— START —
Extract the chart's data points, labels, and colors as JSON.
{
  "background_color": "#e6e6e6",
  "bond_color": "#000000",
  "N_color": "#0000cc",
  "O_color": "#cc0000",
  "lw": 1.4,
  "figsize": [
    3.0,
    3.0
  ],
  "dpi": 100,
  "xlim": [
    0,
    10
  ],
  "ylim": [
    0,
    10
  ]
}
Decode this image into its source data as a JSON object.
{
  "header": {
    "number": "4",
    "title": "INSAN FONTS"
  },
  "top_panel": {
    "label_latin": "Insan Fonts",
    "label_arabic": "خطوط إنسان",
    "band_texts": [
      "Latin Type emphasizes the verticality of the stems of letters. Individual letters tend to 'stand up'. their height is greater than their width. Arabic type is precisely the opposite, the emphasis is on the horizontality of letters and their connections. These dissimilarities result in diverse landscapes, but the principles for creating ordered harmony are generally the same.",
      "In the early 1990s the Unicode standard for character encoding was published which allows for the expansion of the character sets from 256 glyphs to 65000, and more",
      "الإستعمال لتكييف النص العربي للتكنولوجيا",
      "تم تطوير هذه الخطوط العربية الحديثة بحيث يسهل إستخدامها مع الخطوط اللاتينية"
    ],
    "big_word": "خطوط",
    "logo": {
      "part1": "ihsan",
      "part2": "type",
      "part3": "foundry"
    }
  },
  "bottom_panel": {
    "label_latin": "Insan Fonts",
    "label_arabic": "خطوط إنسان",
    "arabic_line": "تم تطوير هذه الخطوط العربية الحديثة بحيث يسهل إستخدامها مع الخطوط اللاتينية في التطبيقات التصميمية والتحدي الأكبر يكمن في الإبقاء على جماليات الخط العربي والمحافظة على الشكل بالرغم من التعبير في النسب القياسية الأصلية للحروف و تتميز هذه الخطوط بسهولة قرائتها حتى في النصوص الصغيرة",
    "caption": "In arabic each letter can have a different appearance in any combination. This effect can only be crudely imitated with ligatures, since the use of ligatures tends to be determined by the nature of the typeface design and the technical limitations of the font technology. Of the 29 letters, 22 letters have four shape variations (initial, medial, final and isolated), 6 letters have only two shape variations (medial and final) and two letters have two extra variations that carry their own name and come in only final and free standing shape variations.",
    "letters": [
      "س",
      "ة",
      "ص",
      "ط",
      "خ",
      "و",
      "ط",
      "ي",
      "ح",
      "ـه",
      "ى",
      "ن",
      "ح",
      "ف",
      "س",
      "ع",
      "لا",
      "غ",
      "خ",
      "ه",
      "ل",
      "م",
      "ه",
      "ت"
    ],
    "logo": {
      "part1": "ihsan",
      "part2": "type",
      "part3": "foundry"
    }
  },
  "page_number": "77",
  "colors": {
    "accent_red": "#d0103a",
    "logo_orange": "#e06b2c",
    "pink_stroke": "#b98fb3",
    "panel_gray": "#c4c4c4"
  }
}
— END —
■ Challenge: Write out the material from the first line to the last, exactly.

■ The answer:
Extract the chart's data points, labels, and colors as JSON.
{
  "background_color": "#e6e6e6",
  "bond_color": "#000000",
  "N_color": "#0000cc",
  "O_color": "#cc0000",
  "lw": 1.4,
  "figsize": [
    3.0,
    3.0
  ],
  "dpi": 100,
  "xlim": [
    0,
    10
  ],
  "ylim": [
    0,
    10
  ]
}
Decode this image into its source data as a JSON object.
{
  "header": {
    "number": "4",
    "title": "INSAN FONTS"
  },
  "top_panel": {
    "label_latin": "Insan Fonts",
    "label_arabic": "خطوط إنسان",
    "band_texts": [
      "Latin Type emphasizes the verticality of the stems of letters. Individual letters tend to 'stand up'. their height is greater than their width. Arabic type is precisely the opposite, the emphasis is on the horizontality of letters and their connections. These dissimilarities result in diverse landscapes, but the principles for creating ordered harmony are generally the same.",
      "In the early 1990s the Unicode standard for character encoding was published which allows for the expansion of the character sets from 256 glyphs to 65000, and more",
      "الإستعمال لتكييف النص العربي للتكنولوجيا",
      "تم تطوير هذه الخطوط العربية الحديثة بحيث يسهل إستخدامها مع الخطوط اللاتينية"
    ],
    "big_word": "خطوط",
    "logo": {
      "part1": "ihsan",
      "part2": "type",
      "part3": "foundry"
    }
  },
  "bottom_panel": {
    "label_latin": "Insan Fonts",
    "label_arabic": "خطوط إنسان",
    "arabic_line": "تم تطوير هذه الخطوط العربية الحديثة بحيث يسهل إستخدامها مع الخطوط اللاتينية في التطبيقات التصميمية والتحدي الأكبر يكمن في الإبقاء على جماليات الخط العربي والمحافظة على الشكل بالرغم من التعبير في النسب القياسية الأصلية للحروف و تتميز هذه الخطوط بسهولة قرائتها حتى في النصوص الصغيرة",
    "caption": "In arabic each letter can have a different appearance in any combination. This effect can only be crudely imitated with ligatures, since the use of ligatures tends to be determined by the nature of the typeface design and the technical limitations of the font technology. Of the 29 letters, 22 letters have four shape variations (initial, medial, final and isolated), 6 letters have only two shape variations (medial and final) and two letters have two extra variations that carry their own name and come in only final and free standing shape variations.",
    "letters": [
      "س",
      "ة",
      "ص",
      "ط",
      "خ",
      "و",
      "ط",
      "ي",
      "ح",
      "ـه",
      "ى",
      "ن",
      "ح",
      "ف",
      "س",
      "ع",
      "لا",
      "غ",
      "خ",
      "ه",
      "ل",
      "م",
      "ه",
      "ت"
    ],
    "logo": {
      "part1": "ihsan",
      "part2": "type",
      "part3": "foundry"
    }
  },
  "page_number": "77",
  "colors": {
    "accent_red": "#d0103a",
    "logo_orange": "#e06b2c",
    "pink_stroke": "#b98fb3",
    "panel_gray": "#c4c4c4"
  }
}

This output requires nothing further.